Omit the images, then output each of the records below exactly.
════
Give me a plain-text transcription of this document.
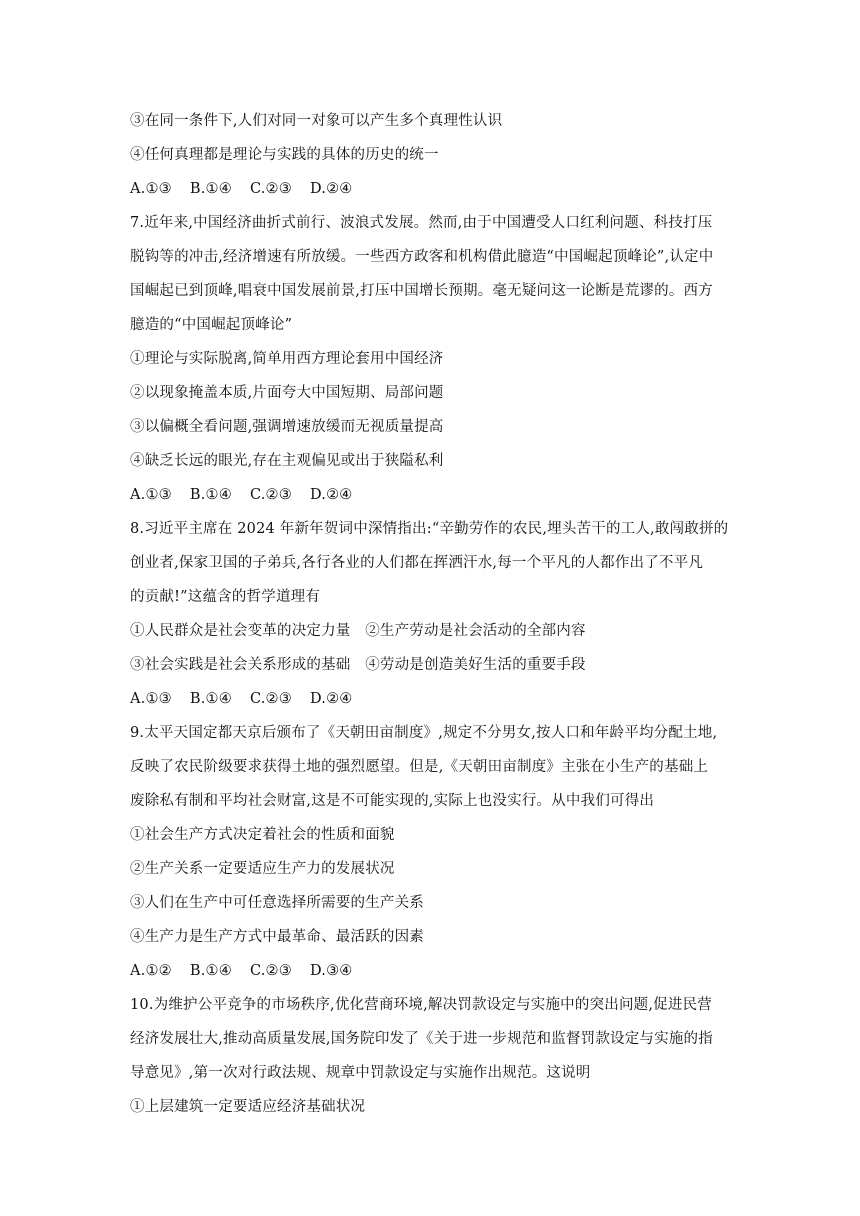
③在同一条件下,人们对同一对象可以产生多个真理性认识
④任何真理都是理论与实践的具体的历史的统一
A.①③ B.①④ C.②③ D.②④
7.近年来,中国经济曲折式前行、波浪式发展。然而,由于中国遭受人口红利问题、科技打压
脱钩等的冲击,经济增速有所放缓。一些西方政客和机构借此臆造“中国崛起顶峰论”,认定中
国崛起已到顶峰,唱衰中国发展前景,打压中国增长预期。毫无疑问这一论断是荒谬的。西方
臆造的“中国崛起顶峰论”
①理论与实际脱离,简单用西方理论套用中国经济
②以现象掩盖本质,片面夸大中国短期、局部问题
③以偏概全看问题,强调增速放缓而无视质量提高
④缺乏长远的眼光,存在主观偏见或出于狭隘私利
A.①③ B.①④ C.②③ D.②④
8.习近平主席在 2024 年新年贺词中深情指出:“辛勤劳作的农民,埋头苦干的工人,敢闯敢拼的
创业者,保家卫国的子弟兵,各行各业的人们都在挥洒汗水,每一个平凡的人都作出了不平凡
的贡献!”这蕴含的哲学道理有
①人民群众是社会变革的决定力量　②生产劳动是社会活动的全部内容
③社会实践是社会关系形成的基础　④劳动是创造美好生活的重要手段
A.①③ B.①④ C.②③ D.②④
9.太平天国定都天京后颁布了《天朝田亩制度》,规定不分男女,按人口和年龄平均分配土地,
反映了农民阶级要求获得土地的强烈愿望。但是,《天朝田亩制度》主张在小生产的基础上
废除私有制和平均社会财富,这是不可能实现的,实际上也没实行。从中我们可得出
①社会生产方式决定着社会的性质和面貌
②生产关系一定要适应生产力的发展状况
③人们在生产中可任意选择所需要的生产关系
④生产力是生产方式中最革命、最活跃的因素
A.①② B.①④ C.②③ D.③④
10.为维护公平竞争的市场秩序,优化营商环境,解决罚款设定与实施中的突出问题,促进民营
经济发展壮大,推动高质量发展,国务院印发了《关于进一步规范和监督罚款设定与实施的指
导意见》,第一次对行政法规、规章中罚款设定与实施作出规范。这说明
①上层建筑一定要适应经济基础状况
════
Exercise output
Give me a plain-text transcription of this document.
③在同一条件下,人们对同一对象可以产生多个真理性认识
④任何真理都是理论与实践的具体的历史的统一
A.①③ B.①④ C.②③ D.②④
7.近年来,中国经济曲折式前行、波浪式发展。然而,由于中国遭受人口红利问题、科技打压
脱钩等的冲击,经济增速有所放缓。一些西方政客和机构借此臆造“中国崛起顶峰论”,认定中
国崛起已到顶峰,唱衰中国发展前景,打压中国增长预期。毫无疑问这一论断是荒谬的。西方
臆造的“中国崛起顶峰论”
①理论与实际脱离,简单用西方理论套用中国经济
②以现象掩盖本质,片面夸大中国短期、局部问题
③以偏概全看问题,强调增速放缓而无视质量提高
④缺乏长远的眼光,存在主观偏见或出于狭隘私利
A.①③ B.①④ C.②③ D.②④
8.习近平主席在 2024 年新年贺词中深情指出:“辛勤劳作的农民,埋头苦干的工人,敢闯敢拼的
创业者,保家卫国的子弟兵,各行各业的人们都在挥洒汗水,每一个平凡的人都作出了不平凡
的贡献!”这蕴含的哲学道理有
①人民群众是社会变革的决定力量　②生产劳动是社会活动的全部内容
③社会实践是社会关系形成的基础　④劳动是创造美好生活的重要手段
A.①③ B.①④ C.②③ D.②④
9.太平天国定都天京后颁布了《天朝田亩制度》,规定不分男女,按人口和年龄平均分配土地,
反映了农民阶级要求获得土地的强烈愿望。但是,《天朝田亩制度》主张在小生产的基础上
废除私有制和平均社会财富,这是不可能实现的,实际上也没实行。从中我们可得出
①社会生产方式决定着社会的性质和面貌
②生产关系一定要适应生产力的发展状况
③人们在生产中可任意选择所需要的生产关系
④生产力是生产方式中最革命、最活跃的因素
A.①② B.①④ C.②③ D.③④
10.为维护公平竞争的市场秩序,优化营商环境,解决罚款设定与实施中的突出问题,促进民营
经济发展壮大,推动高质量发展,国务院印发了《关于进一步规范和监督罚款设定与实施的指
导意见》,第一次对行政法规、规章中罚款设定与实施作出规范。这说明
①上层建筑一定要适应经济基础状况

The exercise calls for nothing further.